** Begin INFORMATION GIVEN **
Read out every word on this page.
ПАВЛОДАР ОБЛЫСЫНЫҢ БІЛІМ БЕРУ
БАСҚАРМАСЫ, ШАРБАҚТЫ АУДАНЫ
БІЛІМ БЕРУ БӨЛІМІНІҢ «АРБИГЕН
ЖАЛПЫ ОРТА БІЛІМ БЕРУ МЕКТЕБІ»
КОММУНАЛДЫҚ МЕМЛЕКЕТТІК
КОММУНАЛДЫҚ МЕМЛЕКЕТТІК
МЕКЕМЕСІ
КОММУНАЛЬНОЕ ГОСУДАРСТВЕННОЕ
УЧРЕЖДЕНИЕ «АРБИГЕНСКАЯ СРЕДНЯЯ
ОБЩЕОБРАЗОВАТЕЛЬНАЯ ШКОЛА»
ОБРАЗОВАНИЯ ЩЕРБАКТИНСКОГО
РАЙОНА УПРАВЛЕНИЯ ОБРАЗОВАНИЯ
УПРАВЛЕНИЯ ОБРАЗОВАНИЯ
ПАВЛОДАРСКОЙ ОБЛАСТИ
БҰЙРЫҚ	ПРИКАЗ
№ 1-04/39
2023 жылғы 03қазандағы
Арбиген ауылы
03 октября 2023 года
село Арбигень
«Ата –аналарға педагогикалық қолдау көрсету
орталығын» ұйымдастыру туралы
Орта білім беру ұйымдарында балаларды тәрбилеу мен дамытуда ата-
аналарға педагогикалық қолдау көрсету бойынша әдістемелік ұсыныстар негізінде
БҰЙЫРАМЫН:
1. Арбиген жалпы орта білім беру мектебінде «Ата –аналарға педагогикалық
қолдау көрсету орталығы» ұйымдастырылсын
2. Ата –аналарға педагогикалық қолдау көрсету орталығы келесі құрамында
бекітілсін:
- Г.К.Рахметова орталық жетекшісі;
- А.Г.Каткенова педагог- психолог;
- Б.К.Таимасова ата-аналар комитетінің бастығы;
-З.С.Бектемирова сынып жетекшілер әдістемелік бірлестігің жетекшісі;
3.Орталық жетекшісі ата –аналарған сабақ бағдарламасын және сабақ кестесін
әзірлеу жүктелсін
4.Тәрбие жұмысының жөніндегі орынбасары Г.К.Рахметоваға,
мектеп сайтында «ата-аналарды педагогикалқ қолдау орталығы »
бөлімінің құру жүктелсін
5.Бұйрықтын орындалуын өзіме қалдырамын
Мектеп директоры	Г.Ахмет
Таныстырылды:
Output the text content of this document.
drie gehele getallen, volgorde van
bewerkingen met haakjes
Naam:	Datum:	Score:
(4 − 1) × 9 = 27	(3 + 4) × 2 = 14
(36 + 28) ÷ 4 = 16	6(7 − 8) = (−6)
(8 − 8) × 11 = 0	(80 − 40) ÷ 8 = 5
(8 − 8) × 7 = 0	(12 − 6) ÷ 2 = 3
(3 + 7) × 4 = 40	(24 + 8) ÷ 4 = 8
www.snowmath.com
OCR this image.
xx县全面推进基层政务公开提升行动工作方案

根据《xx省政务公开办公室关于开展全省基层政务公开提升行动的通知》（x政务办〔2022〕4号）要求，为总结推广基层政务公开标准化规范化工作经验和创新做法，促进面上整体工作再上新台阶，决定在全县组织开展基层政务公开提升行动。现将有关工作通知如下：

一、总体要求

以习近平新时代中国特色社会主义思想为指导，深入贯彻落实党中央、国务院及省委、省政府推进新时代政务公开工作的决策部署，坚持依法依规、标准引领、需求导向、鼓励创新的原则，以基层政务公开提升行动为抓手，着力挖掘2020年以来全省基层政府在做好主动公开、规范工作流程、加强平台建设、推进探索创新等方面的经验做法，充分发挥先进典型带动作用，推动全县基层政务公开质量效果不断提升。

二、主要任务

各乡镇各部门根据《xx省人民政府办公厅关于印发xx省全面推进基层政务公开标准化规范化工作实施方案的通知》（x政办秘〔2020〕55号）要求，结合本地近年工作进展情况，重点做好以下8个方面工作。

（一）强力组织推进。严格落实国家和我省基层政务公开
** End INFORMATION GIVEN **
Only the number is wanted: how many lines in the preceding entries hold the string "ОБРАЗОВАНИЯ"?

3